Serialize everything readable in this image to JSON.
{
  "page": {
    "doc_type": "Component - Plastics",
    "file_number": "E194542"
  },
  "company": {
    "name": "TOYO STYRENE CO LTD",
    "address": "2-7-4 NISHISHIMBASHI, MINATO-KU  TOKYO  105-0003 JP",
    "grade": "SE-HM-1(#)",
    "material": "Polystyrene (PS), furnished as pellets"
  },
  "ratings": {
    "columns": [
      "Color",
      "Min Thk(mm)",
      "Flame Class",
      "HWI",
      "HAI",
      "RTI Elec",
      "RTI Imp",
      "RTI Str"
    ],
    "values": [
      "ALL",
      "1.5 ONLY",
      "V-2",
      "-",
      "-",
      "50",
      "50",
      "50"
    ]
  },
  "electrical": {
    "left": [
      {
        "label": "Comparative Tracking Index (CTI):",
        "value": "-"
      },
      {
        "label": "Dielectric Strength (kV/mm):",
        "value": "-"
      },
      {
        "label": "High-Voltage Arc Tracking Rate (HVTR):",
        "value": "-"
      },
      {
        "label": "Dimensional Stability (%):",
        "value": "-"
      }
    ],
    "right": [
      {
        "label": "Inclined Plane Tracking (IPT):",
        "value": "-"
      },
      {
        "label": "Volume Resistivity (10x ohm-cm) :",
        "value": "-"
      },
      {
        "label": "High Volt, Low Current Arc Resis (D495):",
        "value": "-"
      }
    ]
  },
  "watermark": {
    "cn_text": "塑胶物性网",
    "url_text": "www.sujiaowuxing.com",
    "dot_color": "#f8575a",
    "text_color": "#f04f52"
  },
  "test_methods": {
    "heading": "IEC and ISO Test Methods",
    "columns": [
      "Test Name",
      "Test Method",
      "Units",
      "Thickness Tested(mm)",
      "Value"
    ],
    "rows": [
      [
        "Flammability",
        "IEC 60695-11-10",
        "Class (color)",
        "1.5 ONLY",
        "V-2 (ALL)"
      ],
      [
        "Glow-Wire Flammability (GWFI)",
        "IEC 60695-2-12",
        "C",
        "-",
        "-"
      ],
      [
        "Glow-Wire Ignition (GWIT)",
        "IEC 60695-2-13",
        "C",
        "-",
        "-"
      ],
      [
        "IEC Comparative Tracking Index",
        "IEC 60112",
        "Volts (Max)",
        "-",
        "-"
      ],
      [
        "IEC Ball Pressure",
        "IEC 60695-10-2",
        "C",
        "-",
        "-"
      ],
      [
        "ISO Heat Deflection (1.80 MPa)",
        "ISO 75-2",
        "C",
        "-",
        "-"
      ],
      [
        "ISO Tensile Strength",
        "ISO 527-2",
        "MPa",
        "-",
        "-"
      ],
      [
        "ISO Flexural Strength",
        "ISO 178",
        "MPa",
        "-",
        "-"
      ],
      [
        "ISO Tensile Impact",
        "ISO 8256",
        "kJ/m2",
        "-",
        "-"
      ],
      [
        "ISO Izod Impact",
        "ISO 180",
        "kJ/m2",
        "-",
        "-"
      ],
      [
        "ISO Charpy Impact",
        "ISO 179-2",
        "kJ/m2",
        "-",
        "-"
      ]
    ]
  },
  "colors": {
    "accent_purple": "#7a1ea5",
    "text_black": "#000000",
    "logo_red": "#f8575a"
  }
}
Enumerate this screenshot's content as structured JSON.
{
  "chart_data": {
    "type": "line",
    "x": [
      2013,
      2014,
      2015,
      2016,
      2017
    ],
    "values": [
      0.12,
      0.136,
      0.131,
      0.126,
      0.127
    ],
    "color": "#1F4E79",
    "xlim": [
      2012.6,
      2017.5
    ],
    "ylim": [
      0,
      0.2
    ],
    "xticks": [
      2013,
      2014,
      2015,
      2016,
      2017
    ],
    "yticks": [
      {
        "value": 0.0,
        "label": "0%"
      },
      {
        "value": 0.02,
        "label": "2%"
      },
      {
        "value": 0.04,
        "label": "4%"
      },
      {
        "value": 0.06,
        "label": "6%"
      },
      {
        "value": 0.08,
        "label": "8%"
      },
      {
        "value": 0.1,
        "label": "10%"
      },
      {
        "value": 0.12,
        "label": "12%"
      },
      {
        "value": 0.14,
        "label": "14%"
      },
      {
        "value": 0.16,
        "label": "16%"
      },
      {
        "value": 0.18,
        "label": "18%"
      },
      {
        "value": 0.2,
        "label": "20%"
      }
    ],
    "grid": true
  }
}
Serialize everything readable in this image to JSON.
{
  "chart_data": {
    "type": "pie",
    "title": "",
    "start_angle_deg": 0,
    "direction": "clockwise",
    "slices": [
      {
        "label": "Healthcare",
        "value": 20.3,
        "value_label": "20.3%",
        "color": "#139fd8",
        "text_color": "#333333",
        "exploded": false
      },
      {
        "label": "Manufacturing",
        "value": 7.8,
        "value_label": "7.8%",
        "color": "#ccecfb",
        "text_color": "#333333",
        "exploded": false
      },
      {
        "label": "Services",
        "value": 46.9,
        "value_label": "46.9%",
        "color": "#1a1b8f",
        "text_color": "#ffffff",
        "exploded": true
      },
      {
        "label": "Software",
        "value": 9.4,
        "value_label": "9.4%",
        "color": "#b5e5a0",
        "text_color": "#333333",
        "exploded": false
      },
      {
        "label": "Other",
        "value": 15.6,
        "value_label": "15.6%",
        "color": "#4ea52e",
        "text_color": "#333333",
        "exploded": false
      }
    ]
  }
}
####################
▶ Work instructions
How many lines of the data contain the word "Impact"? Answer with the number alone.

▶ Task answer
3